# The exercise
Below is a set of records; restate each one word for word.

-- Start Exercise input --

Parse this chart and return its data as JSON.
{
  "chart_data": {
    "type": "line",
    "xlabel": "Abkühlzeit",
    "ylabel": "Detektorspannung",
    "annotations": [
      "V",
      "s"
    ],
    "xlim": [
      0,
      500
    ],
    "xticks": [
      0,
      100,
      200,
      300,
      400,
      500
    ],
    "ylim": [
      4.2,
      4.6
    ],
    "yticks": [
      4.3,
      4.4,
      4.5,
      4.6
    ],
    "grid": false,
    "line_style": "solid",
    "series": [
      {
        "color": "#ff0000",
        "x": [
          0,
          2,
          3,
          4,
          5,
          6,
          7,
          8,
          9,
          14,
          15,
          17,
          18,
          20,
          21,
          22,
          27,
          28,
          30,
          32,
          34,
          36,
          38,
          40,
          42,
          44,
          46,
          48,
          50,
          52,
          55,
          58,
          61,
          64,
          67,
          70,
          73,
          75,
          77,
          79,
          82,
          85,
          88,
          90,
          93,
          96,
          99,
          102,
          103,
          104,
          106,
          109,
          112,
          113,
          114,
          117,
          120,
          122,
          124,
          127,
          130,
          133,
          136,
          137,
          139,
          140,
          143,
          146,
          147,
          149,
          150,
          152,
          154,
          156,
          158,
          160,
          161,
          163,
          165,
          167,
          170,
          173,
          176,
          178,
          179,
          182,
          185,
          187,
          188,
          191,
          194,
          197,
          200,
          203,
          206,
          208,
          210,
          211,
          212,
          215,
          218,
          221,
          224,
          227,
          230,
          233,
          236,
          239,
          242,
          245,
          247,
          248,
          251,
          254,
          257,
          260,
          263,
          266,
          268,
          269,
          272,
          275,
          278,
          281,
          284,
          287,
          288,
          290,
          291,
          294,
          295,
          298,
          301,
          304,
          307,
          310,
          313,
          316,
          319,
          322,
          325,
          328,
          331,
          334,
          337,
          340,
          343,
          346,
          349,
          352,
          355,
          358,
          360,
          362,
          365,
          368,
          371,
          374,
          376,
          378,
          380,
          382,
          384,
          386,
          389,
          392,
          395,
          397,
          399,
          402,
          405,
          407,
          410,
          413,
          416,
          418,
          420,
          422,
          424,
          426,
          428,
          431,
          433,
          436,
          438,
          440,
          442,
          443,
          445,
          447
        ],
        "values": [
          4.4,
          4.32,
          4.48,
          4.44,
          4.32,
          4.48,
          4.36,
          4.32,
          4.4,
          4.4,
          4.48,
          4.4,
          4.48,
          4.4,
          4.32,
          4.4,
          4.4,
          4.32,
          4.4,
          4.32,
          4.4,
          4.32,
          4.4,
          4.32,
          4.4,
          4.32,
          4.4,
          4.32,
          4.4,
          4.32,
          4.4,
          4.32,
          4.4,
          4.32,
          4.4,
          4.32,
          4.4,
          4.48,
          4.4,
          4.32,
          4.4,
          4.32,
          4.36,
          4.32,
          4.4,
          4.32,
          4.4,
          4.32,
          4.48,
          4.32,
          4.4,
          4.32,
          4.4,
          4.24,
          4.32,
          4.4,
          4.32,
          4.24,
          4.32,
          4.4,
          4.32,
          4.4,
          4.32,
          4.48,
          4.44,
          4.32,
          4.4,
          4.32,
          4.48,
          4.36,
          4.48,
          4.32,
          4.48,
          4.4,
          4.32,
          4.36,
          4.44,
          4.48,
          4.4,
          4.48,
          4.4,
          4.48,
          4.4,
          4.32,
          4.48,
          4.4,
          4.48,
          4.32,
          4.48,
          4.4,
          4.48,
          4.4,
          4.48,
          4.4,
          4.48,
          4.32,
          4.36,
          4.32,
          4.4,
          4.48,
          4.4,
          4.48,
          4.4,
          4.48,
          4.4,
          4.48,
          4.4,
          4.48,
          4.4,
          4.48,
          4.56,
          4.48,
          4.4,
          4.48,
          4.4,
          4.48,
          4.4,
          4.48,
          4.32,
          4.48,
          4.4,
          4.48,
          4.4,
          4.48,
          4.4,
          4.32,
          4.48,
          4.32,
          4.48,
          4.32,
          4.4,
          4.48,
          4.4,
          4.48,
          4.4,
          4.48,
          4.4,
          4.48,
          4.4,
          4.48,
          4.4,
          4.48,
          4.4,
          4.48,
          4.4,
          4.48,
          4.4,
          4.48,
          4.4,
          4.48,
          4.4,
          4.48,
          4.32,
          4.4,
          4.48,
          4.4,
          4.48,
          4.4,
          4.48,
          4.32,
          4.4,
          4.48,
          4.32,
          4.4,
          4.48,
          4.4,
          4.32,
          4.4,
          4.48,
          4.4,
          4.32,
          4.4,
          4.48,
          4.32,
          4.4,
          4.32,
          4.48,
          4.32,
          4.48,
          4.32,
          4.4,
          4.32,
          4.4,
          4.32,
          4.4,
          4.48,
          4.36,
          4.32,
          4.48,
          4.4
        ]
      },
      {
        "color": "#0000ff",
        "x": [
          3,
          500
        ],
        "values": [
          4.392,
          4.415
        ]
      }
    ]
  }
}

-- End Exercise input --

# Exercise output
Parse this chart and return its data as JSON.
{
  "chart_data": {
    "type": "line",
    "xlabel": "Abkühlzeit",
    "ylabel": "Detektorspannung",
    "annotations": [
      "V",
      "s"
    ],
    "xlim": [
      0,
      500
    ],
    "xticks": [
      0,
      100,
      200,
      300,
      400,
      500
    ],
    "ylim": [
      4.2,
      4.6
    ],
    "yticks": [
      4.3,
      4.4,
      4.5,
      4.6
    ],
    "grid": false,
    "line_style": "solid",
    "series": [
      {
        "color": "#ff0000",
        "x": [
          0,
          2,
          3,
          4,
          5,
          6,
          7,
          8,
          9,
          14,
          15,
          17,
          18,
          20,
          21,
          22,
          27,
          28,
          30,
          32,
          34,
          36,
          38,
          40,
          42,
          44,
          46,
          48,
          50,
          52,
          55,
          58,
          61,
          64,
          67,
          70,
          73,
          75,
          77,
          79,
          82,
          85,
          88,
          90,
          93,
          96,
          99,
          102,
          103,
          104,
          106,
          109,
          112,
          113,
          114,
          117,
          120,
          122,
          124,
          127,
          130,
          133,
          136,
          137,
          139,
          140,
          143,
          146,
          147,
          149,
          150,
          152,
          154,
          156,
          158,
          160,
          161,
          163,
          165,
          167,
          170,
          173,
          176,
          178,
          179,
          182,
          185,
          187,
          188,
          191,
          194,
          197,
          200,
          203,
          206,
          208,
          210,
          211,
          212,
          215,
          218,
          221,
          224,
          227,
          230,
          233,
          236,
          239,
          242,
          245,
          247,
          248,
          251,
          254,
          257,
          260,
          263,
          266,
          268,
          269,
          272,
          275,
          278,
          281,
          284,
          287,
          288,
          290,
          291,
          294,
          295,
          298,
          301,
          304,
          307,
          310,
          313,
          316,
          319,
          322,
          325,
          328,
          331,
          334,
          337,
          340,
          343,
          346,
          349,
          352,
          355,
          358,
          360,
          362,
          365,
          368,
          371,
          374,
          376,
          378,
          380,
          382,
          384,
          386,
          389,
          392,
          395,
          397,
          399,
          402,
          405,
          407,
          410,
          413,
          416,
          418,
          420,
          422,
          424,
          426,
          428,
          431,
          433,
          436,
          438,
          440,
          442,
          443,
          445,
          447
        ],
        "values": [
          4.4,
          4.32,
          4.48,
          4.44,
          4.32,
          4.48,
          4.36,
          4.32,
          4.4,
          4.4,
          4.48,
          4.4,
          4.48,
          4.4,
          4.32,
          4.4,
          4.4,
          4.32,
          4.4,
          4.32,
          4.4,
          4.32,
          4.4,
          4.32,
          4.4,
          4.32,
          4.4,
          4.32,
          4.4,
          4.32,
          4.4,
          4.32,
          4.4,
          4.32,
          4.4,
          4.32,
          4.4,
          4.48,
          4.4,
          4.32,
          4.4,
          4.32,
          4.36,
          4.32,
          4.4,
          4.32,
          4.4,
          4.32,
          4.48,
          4.32,
          4.4,
          4.32,
          4.4,
          4.24,
          4.32,
          4.4,
          4.32,
          4.24,
          4.32,
          4.4,
          4.32,
          4.4,
          4.32,
          4.48,
          4.44,
          4.32,
          4.4,
          4.32,
          4.48,
          4.36,
          4.48,
          4.32,
          4.48,
          4.4,
          4.32,
          4.36,
          4.44,
          4.48,
          4.4,
          4.48,
          4.4,
          4.48,
          4.4,
          4.32,
          4.48,
          4.4,
          4.48,
          4.32,
          4.48,
          4.4,
          4.48,
          4.4,
          4.48,
          4.4,
          4.48,
          4.32,
          4.36,
          4.32,
          4.4,
          4.48,
          4.4,
          4.48,
          4.4,
          4.48,
          4.4,
          4.48,
          4.4,
          4.48,
          4.4,
          4.48,
          4.56,
          4.48,
          4.4,
          4.48,
          4.4,
          4.48,
          4.4,
          4.48,
          4.32,
          4.48,
          4.4,
          4.48,
          4.4,
          4.48,
          4.4,
          4.32,
          4.48,
          4.32,
          4.48,
          4.32,
          4.4,
          4.48,
          4.4,
          4.48,
          4.4,
          4.48,
          4.4,
          4.48,
          4.4,
          4.48,
          4.4,
          4.48,
          4.4,
          4.48,
          4.4,
          4.48,
          4.4,
          4.48,
          4.4,
          4.48,
          4.4,
          4.48,
          4.32,
          4.4,
          4.48,
          4.4,
          4.48,
          4.4,
          4.48,
          4.32,
          4.4,
          4.48,
          4.32,
          4.4,
          4.48,
          4.4,
          4.32,
          4.4,
          4.48,
          4.4,
          4.32,
          4.4,
          4.48,
          4.32,
          4.4,
          4.32,
          4.48,
          4.32,
          4.48,
          4.32,
          4.4,
          4.32,
          4.4,
          4.32,
          4.4,
          4.48,
          4.36,
          4.32,
          4.48,
          4.4
        ]
      },
      {
        "color": "#0000ff",
        "x": [
          3,
          500
        ],
        "values": [
          4.392,
          4.415
        ]
      }
    ]
  }
}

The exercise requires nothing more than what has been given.